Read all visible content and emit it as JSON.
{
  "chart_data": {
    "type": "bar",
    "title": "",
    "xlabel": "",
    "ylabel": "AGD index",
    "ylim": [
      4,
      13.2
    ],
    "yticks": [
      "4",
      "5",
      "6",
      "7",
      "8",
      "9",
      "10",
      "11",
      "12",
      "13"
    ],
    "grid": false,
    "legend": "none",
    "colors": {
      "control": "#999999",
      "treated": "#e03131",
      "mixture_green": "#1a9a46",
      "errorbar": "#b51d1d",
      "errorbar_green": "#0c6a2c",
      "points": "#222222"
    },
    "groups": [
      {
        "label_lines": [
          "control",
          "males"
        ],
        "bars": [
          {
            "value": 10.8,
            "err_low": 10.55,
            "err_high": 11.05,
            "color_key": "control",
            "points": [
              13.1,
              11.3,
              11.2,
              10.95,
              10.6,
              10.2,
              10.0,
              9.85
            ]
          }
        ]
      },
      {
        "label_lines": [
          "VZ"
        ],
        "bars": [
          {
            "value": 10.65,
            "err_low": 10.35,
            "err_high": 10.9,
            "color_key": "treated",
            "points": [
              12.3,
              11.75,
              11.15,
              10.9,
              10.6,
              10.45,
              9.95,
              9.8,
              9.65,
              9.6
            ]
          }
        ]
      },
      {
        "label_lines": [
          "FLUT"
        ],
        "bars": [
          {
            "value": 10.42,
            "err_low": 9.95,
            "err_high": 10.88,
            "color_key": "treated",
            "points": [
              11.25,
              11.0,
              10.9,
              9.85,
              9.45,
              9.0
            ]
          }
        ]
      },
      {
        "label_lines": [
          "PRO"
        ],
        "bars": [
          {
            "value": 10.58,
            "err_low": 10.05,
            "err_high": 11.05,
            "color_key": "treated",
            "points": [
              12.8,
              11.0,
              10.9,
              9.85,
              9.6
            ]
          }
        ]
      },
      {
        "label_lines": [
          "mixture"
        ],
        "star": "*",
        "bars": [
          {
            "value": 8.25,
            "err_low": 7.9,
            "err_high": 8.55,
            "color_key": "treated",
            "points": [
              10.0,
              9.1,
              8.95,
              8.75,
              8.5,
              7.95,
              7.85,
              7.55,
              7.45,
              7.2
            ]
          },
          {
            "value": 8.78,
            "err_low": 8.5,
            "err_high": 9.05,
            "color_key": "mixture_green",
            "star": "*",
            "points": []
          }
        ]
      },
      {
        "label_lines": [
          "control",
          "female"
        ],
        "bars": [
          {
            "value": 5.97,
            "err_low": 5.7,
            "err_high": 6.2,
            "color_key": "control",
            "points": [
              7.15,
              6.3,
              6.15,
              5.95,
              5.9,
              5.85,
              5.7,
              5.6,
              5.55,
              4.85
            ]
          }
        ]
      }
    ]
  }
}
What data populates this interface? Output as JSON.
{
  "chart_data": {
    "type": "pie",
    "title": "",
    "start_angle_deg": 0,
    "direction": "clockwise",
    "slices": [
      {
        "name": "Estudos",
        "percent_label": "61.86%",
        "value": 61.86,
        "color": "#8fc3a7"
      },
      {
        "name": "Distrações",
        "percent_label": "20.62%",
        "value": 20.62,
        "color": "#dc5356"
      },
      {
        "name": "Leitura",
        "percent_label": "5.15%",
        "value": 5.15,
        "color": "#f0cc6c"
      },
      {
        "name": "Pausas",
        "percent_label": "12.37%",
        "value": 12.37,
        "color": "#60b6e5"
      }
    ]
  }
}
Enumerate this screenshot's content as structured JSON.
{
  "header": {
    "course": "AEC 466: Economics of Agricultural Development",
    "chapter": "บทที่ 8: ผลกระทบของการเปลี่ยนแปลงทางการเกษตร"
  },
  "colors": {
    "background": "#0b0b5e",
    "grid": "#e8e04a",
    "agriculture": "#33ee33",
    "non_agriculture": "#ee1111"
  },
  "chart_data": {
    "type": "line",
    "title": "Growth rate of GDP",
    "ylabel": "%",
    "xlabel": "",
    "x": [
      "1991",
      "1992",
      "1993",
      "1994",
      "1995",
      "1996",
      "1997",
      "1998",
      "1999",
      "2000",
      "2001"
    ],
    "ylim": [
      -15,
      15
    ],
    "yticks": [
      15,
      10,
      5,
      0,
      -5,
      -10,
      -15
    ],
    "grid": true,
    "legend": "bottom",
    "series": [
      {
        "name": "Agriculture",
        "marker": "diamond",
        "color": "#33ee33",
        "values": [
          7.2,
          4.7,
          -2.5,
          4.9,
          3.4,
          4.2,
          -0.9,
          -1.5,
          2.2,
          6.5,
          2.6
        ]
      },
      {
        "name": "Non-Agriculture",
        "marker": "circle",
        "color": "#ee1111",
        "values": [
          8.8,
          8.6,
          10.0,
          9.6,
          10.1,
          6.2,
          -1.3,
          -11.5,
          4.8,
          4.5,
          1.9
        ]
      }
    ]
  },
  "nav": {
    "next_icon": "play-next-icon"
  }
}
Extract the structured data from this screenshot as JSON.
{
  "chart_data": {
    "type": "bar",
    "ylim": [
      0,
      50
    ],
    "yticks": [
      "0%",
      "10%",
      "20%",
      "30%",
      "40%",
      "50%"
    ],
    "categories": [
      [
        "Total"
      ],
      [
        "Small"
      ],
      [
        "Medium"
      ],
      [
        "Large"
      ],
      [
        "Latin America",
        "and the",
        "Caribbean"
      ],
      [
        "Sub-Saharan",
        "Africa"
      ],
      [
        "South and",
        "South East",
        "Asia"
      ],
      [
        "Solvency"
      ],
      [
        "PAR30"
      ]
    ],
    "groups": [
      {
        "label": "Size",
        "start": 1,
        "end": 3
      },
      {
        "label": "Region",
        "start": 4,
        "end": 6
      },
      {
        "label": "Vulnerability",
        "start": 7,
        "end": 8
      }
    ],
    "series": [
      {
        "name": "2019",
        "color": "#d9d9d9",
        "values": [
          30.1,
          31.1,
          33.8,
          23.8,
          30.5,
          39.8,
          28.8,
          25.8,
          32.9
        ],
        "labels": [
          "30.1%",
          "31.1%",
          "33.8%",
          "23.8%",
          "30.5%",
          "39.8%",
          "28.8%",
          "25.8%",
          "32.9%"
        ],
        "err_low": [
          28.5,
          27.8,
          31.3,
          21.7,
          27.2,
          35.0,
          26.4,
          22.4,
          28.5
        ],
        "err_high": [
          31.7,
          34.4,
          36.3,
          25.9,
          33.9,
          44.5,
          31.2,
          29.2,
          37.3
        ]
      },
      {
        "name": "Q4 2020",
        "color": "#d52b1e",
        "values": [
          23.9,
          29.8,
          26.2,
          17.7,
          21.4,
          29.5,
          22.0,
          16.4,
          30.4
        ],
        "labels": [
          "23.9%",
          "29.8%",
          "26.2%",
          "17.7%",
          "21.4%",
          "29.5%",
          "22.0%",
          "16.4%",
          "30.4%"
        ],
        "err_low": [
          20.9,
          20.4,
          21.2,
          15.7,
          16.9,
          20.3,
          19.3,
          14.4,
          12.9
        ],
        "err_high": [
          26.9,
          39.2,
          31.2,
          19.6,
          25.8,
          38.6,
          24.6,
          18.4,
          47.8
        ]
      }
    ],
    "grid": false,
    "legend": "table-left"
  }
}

---

Goal ::
Copy every line from the records above that contains the word "structured".

Task answer ::
Enumerate this screenshot's content as structured JSON.
Extract the structured data from this screenshot as JSON.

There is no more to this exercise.